[Rows from a figure dataset]
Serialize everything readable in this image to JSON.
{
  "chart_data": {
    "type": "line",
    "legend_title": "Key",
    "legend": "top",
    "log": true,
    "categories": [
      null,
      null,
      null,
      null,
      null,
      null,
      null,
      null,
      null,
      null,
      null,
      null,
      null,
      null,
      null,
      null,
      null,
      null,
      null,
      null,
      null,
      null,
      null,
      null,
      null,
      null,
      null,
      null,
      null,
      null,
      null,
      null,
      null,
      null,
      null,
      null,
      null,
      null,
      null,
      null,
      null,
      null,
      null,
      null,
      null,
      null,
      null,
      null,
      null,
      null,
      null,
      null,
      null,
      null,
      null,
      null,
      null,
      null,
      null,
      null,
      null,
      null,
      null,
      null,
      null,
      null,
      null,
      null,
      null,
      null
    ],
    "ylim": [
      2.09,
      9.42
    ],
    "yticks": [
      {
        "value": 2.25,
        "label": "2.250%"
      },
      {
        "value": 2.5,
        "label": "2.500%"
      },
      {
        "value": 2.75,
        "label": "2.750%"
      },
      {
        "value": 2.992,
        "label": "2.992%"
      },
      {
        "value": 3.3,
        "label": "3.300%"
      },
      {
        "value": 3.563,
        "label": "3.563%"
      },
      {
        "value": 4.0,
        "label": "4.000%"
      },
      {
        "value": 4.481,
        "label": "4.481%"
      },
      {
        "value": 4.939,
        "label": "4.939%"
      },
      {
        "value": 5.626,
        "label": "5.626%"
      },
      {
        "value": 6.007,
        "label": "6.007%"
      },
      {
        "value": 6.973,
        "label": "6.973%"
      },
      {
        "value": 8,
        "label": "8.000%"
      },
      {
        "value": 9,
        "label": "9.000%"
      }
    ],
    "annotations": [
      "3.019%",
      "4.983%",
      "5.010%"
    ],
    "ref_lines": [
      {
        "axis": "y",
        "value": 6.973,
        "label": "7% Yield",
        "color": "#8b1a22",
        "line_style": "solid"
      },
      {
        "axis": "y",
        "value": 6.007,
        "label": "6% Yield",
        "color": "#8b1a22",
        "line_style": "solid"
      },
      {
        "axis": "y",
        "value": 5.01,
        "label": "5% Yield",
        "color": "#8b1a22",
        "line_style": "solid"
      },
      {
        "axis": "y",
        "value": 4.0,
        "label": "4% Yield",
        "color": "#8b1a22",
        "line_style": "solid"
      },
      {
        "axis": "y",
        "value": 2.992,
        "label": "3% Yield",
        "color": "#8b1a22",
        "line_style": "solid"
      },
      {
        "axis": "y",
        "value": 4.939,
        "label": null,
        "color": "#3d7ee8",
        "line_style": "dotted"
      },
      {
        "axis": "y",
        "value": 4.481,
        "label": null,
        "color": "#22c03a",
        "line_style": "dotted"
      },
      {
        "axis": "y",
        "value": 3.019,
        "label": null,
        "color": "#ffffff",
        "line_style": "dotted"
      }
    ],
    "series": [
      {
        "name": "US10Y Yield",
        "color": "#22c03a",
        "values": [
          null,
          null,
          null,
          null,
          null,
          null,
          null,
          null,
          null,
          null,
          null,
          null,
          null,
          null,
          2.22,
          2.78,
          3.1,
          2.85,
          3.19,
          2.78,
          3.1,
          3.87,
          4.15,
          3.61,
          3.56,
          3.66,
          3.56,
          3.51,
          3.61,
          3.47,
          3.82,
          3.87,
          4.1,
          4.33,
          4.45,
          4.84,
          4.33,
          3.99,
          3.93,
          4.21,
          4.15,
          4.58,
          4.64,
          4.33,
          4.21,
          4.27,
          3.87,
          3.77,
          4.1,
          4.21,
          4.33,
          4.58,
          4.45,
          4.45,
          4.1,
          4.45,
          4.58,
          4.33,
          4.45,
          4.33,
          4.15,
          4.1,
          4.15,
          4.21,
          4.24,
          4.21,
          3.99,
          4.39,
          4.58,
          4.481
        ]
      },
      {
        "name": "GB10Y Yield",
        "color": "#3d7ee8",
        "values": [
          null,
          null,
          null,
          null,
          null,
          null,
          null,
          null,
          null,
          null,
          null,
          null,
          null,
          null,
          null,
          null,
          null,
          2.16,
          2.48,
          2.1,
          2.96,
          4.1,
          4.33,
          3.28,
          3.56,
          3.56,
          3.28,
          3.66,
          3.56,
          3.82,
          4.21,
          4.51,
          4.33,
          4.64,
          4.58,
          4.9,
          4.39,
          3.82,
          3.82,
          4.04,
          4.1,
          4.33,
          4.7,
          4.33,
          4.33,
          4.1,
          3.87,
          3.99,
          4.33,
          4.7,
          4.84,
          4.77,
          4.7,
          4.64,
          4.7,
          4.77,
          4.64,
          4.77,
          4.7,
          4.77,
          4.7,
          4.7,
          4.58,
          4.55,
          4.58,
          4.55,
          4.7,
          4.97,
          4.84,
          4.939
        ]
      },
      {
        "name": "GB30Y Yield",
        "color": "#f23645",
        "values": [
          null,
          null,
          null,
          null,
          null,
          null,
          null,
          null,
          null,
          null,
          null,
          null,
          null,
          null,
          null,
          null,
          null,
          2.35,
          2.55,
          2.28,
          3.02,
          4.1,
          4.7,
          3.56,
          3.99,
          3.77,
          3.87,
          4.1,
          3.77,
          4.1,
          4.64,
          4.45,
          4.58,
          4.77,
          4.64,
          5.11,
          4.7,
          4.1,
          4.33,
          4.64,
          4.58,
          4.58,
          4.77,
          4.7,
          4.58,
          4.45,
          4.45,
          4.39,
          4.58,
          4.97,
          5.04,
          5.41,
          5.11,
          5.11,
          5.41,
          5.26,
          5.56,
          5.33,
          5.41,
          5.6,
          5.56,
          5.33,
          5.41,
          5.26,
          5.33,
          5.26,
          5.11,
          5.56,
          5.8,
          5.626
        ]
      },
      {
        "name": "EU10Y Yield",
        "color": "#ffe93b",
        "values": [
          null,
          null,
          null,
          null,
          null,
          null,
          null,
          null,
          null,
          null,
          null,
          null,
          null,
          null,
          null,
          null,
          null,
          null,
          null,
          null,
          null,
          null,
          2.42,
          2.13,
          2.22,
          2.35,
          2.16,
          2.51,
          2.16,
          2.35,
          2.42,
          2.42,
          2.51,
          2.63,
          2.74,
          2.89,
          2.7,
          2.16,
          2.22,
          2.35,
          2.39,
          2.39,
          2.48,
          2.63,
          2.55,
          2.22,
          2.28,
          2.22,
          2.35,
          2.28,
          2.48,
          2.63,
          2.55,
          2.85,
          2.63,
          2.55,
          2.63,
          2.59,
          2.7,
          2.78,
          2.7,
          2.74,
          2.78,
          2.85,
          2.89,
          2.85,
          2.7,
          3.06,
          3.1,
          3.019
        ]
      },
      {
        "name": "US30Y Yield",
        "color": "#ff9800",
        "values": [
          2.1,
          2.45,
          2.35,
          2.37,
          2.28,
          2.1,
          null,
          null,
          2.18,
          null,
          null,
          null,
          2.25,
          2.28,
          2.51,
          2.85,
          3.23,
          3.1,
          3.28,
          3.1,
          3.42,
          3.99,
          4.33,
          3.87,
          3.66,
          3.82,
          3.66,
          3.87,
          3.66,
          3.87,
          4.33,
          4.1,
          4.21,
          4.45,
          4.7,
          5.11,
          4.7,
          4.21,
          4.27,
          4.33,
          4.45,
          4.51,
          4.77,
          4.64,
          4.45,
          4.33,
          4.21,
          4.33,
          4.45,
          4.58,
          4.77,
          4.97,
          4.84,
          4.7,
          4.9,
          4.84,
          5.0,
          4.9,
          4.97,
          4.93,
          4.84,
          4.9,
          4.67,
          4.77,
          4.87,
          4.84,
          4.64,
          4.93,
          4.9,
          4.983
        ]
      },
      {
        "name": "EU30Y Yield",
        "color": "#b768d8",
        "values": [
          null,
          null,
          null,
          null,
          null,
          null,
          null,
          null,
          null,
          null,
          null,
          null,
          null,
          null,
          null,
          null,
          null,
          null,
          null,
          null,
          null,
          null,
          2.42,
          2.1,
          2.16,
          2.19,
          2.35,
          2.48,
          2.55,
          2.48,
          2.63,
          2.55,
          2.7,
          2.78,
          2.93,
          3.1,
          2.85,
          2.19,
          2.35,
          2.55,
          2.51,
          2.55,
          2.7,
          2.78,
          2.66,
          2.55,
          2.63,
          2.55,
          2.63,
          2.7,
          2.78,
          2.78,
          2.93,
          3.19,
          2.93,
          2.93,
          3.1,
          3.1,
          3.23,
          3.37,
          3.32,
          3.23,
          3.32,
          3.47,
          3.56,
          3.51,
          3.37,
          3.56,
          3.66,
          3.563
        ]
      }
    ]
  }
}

...

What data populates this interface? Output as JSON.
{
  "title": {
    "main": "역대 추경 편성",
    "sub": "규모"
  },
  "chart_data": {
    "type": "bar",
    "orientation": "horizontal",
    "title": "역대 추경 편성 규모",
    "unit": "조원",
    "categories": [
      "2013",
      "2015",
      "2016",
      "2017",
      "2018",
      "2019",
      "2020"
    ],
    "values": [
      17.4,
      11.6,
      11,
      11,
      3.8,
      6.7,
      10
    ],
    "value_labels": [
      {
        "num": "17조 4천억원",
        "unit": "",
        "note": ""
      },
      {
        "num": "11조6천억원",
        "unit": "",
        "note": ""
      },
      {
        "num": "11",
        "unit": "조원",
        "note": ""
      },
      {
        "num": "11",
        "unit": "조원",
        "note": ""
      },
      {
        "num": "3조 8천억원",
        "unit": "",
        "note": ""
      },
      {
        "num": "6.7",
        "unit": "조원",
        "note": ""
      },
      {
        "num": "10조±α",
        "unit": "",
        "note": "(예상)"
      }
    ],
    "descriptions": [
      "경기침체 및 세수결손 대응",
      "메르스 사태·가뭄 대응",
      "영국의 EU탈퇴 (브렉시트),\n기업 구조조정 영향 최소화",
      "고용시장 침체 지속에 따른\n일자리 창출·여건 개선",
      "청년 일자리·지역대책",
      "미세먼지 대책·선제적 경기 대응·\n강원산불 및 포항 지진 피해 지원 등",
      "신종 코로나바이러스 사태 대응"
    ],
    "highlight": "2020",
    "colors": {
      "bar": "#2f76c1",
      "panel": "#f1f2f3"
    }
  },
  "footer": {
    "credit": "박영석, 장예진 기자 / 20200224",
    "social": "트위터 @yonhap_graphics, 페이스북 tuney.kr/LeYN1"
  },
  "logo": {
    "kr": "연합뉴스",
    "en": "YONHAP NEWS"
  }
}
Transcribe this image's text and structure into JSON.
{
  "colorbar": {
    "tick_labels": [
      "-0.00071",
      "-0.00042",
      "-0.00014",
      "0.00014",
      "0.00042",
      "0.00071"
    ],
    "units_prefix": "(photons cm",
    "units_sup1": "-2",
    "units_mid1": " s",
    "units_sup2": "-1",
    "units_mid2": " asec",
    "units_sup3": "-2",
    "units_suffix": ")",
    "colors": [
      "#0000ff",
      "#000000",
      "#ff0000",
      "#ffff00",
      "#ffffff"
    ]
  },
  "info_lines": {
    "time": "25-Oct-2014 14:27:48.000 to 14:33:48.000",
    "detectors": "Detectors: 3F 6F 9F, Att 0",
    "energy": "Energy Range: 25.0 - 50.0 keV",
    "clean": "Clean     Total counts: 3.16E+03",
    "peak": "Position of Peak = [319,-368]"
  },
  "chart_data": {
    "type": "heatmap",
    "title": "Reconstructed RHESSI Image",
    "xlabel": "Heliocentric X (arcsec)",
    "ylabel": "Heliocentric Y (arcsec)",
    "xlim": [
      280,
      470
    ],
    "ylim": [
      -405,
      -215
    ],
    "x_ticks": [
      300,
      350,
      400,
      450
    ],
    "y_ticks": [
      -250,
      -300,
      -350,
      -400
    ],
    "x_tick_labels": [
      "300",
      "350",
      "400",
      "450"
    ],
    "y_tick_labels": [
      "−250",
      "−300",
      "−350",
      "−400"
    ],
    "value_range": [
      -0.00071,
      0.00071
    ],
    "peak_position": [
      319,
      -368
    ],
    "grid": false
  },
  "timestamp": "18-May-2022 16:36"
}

WORK TO BE COMPLETED: Extract each line holding the string "Heliocentric".

RESPONSE TO THIS TASK:
    "xlabel": "Heliocentric X (arcsec)",
    "ylabel": "Heliocentric Y (arcsec)",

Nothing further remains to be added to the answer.